Written exercise: Copy the blog post comparing the Osborne and the iPad from "21 comments    Share" to "beyond the Osborne.", switching every "iPad" for "Apple tablet".

##### Extract to read #####

Progress

by Russ Roberts on April 5, 2011

in Standard of Living, Technology

Great post from StormDriver comparing the first mobile computing device, the Osborne I to the iPad 2 (HT: Hacker News 20). Read the whole article, but here’s a set of summary charts. The iPad 2 is a little cheaper and a little more powerful. Thirty years of progress.

 

 

 

 

 

 

 

BTW, the price is corrected for inflation in some way. The nominal price of the Osborne 1 was $1795.

Be Sociable, Share!

Comments

comments

21 comments    Share Share    Print    Email

{ 21 comments }

Sandre April 5, 2011 at 1:20 pm

You should really compare it with Motorola Atrix 4G.

Speedmaster April 5, 2011 at 1:24 pm

When I see things like this it makes, in my opinion, government claims of official inflation numbers very suspect. How do you compare apples to apples when things advance so fast like this? While in VERY rough terms they are the same product, in reality the iPad is light years beyond the Osborne.

JohnK April 5, 2011 at 1:28 pm

Things like this take much steam out of arguments about “wage stagnation”.

Mark T April 5, 2011 at 5:23 pm

Not if you have invested your entire academic life and associated all your status with those arguments.

alan April 5, 2011 at 1:31 pm

brb, gonna compare a cell phone to a telegraph and make chart

vikingvista April 5, 2011 at 1:35 pm

Are there any economists who try to quantify technological improvements when doing price comparisons over time? If so, how do they do it? How do you compare the value of a product now to its value at a time when it didn’t even exist? Even conceptually, I have difficulty thinking about how such a quantification could reasonably be approximated.

##### Given material #####

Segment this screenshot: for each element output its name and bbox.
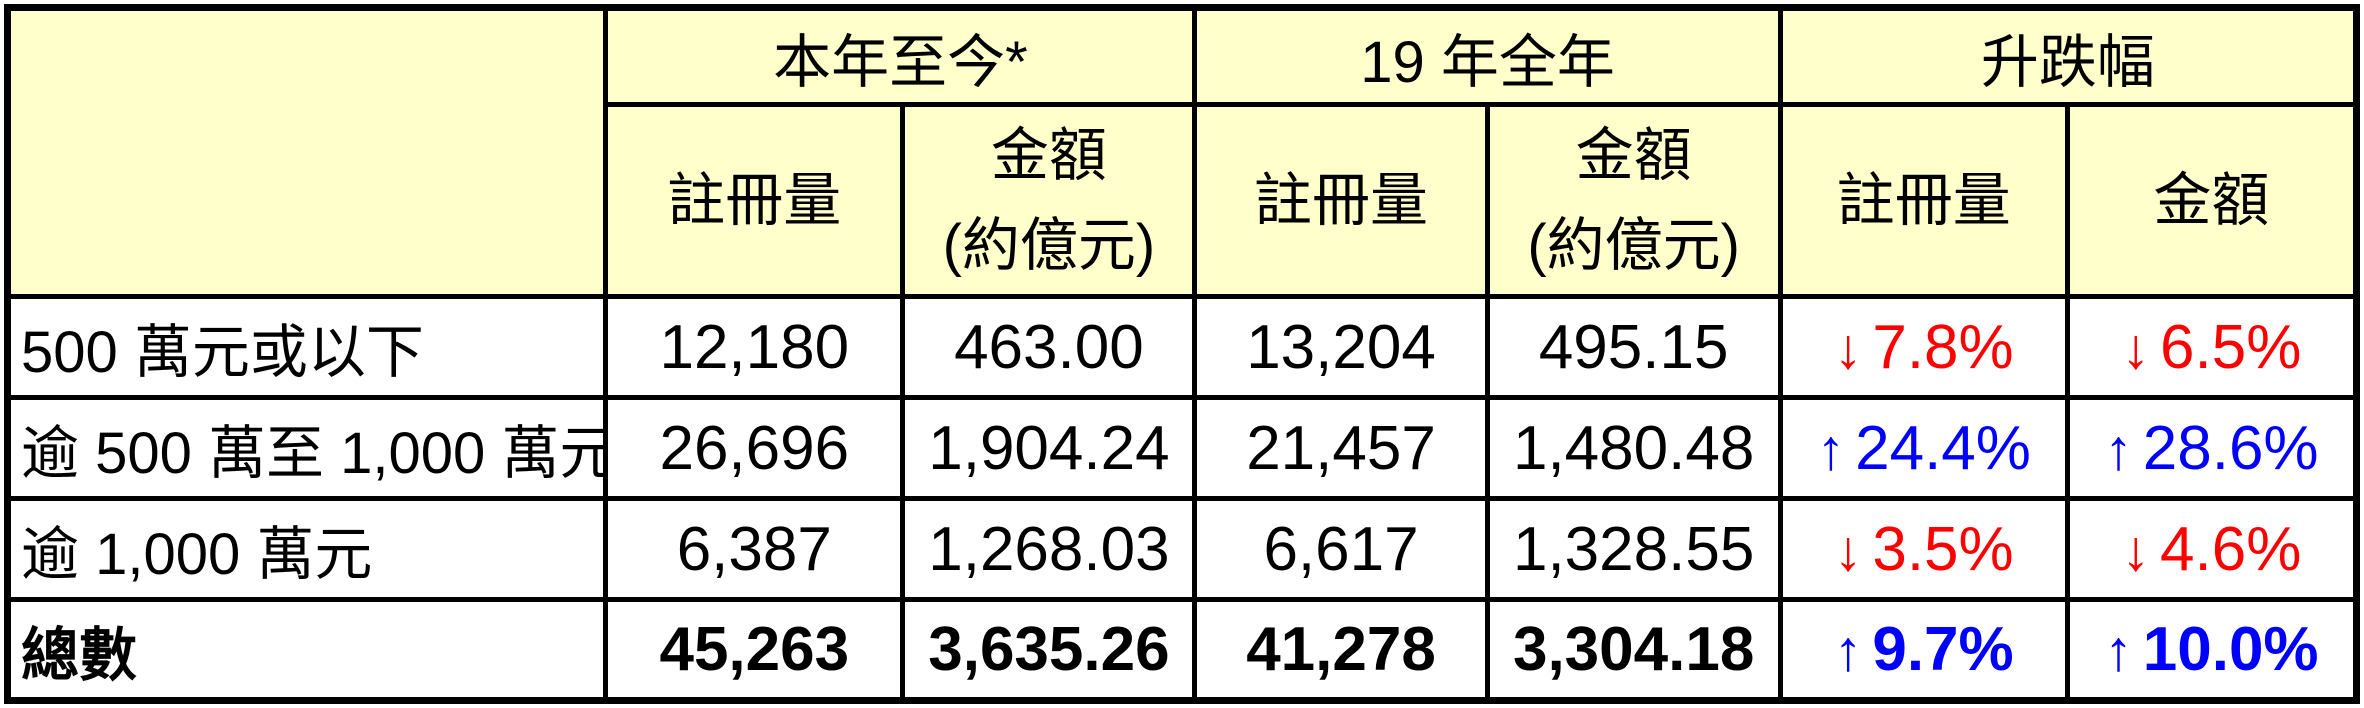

#####

Finished task:
21 comments    Share Share    Print    Email

{ 21 comments }

Sandre April 5, 2011 at 1:20 pm

You should really compare it with Motorola Atrix 4G.

Speedmaster April 5, 2011 at 1:24 pm

When I see things like this it makes, in my opinion, government claims of official inflation numbers very suspect. How do you compare apples to apples when things advance so fast like this? While in VERY rough terms they are the same product, in reality the Apple tablet is light years beyond the Osborne.